[Aim of the exercise] Write out each entry, exactly the way it appears.

[Stored records]
* * * * * * * * *
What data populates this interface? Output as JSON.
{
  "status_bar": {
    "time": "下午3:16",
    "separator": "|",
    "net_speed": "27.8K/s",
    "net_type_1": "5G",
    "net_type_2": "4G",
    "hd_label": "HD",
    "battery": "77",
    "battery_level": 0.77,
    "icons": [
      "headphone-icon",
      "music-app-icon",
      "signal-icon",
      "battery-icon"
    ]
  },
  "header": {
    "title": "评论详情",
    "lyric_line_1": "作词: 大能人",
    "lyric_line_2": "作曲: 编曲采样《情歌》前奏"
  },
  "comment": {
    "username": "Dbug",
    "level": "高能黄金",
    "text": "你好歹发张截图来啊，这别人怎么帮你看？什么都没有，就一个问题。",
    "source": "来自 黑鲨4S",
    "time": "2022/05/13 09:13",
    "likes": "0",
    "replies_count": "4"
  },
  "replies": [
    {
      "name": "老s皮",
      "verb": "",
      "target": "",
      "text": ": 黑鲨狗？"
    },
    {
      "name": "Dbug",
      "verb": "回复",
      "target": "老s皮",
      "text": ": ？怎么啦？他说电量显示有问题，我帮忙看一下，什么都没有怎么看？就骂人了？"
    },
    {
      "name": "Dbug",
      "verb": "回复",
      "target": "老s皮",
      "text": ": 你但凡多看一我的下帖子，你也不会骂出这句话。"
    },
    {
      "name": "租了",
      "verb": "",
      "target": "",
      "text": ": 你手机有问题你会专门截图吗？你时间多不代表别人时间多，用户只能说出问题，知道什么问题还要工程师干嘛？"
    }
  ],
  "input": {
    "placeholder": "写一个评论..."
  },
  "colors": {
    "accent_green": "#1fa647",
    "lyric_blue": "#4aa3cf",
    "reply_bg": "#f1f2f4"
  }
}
* * * * * * * * *
[Result of the exercise]
What data populates this interface? Output as JSON.
{
  "status_bar": {
    "time": "下午3:16",
    "separator": "|",
    "net_speed": "27.8K/s",
    "net_type_1": "5G",
    "net_type_2": "4G",
    "hd_label": "HD",
    "battery": "77",
    "battery_level": 0.77,
    "icons": [
      "headphone-icon",
      "music-app-icon",
      "signal-icon",
      "battery-icon"
    ]
  },
  "header": {
    "title": "评论详情",
    "lyric_line_1": "作词: 大能人",
    "lyric_line_2": "作曲: 编曲采样《情歌》前奏"
  },
  "comment": {
    "username": "Dbug",
    "level": "高能黄金",
    "text": "你好歹发张截图来啊，这别人怎么帮你看？什么都没有，就一个问题。",
    "source": "来自 黑鲨4S",
    "time": "2022/05/13 09:13",
    "likes": "0",
    "replies_count": "4"
  },
  "replies": [
    {
      "name": "老s皮",
      "verb": "",
      "target": "",
      "text": ": 黑鲨狗？"
    },
    {
      "name": "Dbug",
      "verb": "回复",
      "target": "老s皮",
      "text": ": ？怎么啦？他说电量显示有问题，我帮忙看一下，什么都没有怎么看？就骂人了？"
    },
    {
      "name": "Dbug",
      "verb": "回复",
      "target": "老s皮",
      "text": ": 你但凡多看一我的下帖子，你也不会骂出这句话。"
    },
    {
      "name": "租了",
      "verb": "",
      "target": "",
      "text": ": 你手机有问题你会专门截图吗？你时间多不代表别人时间多，用户只能说出问题，知道什么问题还要工程师干嘛？"
    }
  ],
  "input": {
    "placeholder": "写一个评论..."
  },
  "colors": {
    "accent_green": "#1fa647",
    "lyric_blue": "#4aa3cf",
    "reply_bg": "#f1f2f4"
  }
}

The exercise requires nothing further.